* _WORK TO COMPLETE_: Work out how many lines of the records hold the string "Dual", and reply with that number alone.

Saved entries
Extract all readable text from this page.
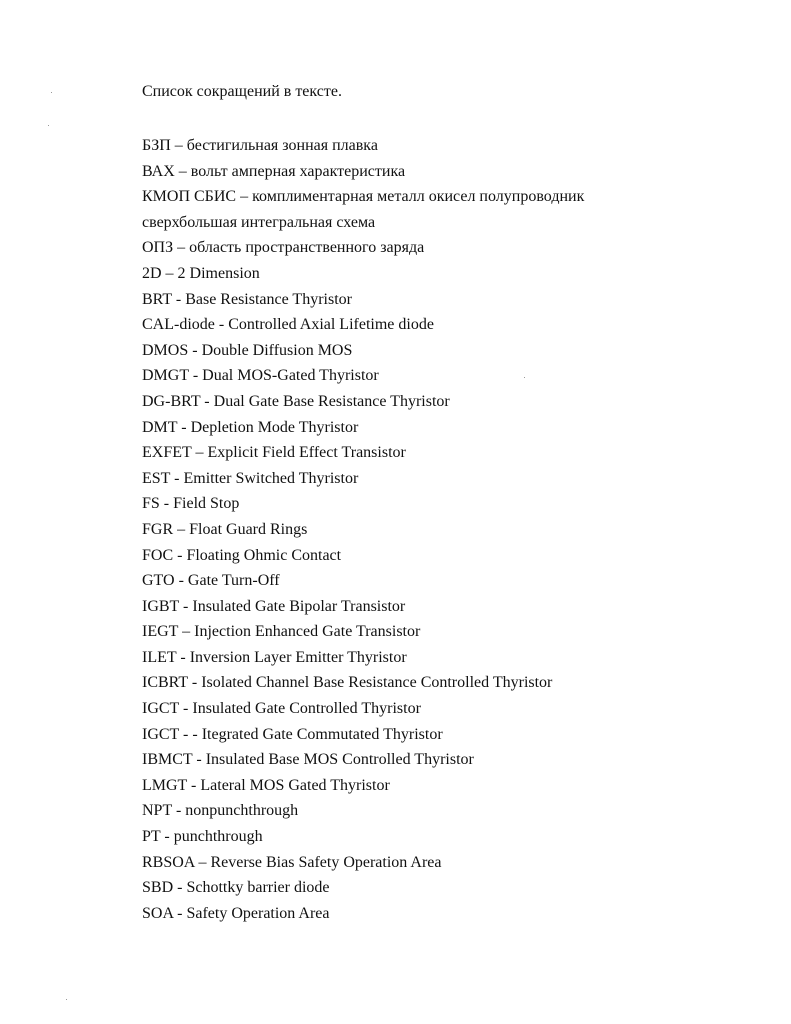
Список сокращений в тексте.
БЗП – бестигильная зонная плавка
ВАХ – вольт амперная характеристика
КМОП СБИС – комплиментарная металл окисел полупроводник
сверхбольшая интегральная схема
ОПЗ – область пространственного заряда
2D – 2 Dimension
BRT - Base Resistance Thyristor
CAL-diode - Controlled Axial Lifetime diode
DMOS - Double Diffusion MOS
DMGT - Dual MOS-Gated Thyristor
DG-BRT - Dual Gate Base Resistance Thyristor
DMT - Depletion Mode Thyristor
EXFET – Explicit Field Effect Transistor
EST - Emitter Switched Thyristor
FS - Field Stop
FGR – Float Guard Rings
FOC - Floating Ohmic Contact
GTO - Gate Turn-Off
IGBT - Insulated Gate Bipolar Transistor
IEGT – Injection Enhanced Gate Transistor
ILET - Inversion Layer Emitter Thyristor
ICBRT - Isolated Channel Base Resistance Controlled Thyristor
IGCT - Insulated Gate Controlled Thyristor
IGCT - - Itegrated Gate Commutated Thyristor
IBMCT - Insulated Base MOS Controlled Thyristor
LMGT - Lateral MOS Gated Thyristor
NPT - nonpunchthrough
PT - punchthrough
RBSOA – Reverse Bias Safety Operation Area
SBD - Schottky barrier diode
SOA - Safety Operation Area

* _TASK RESULT_: 2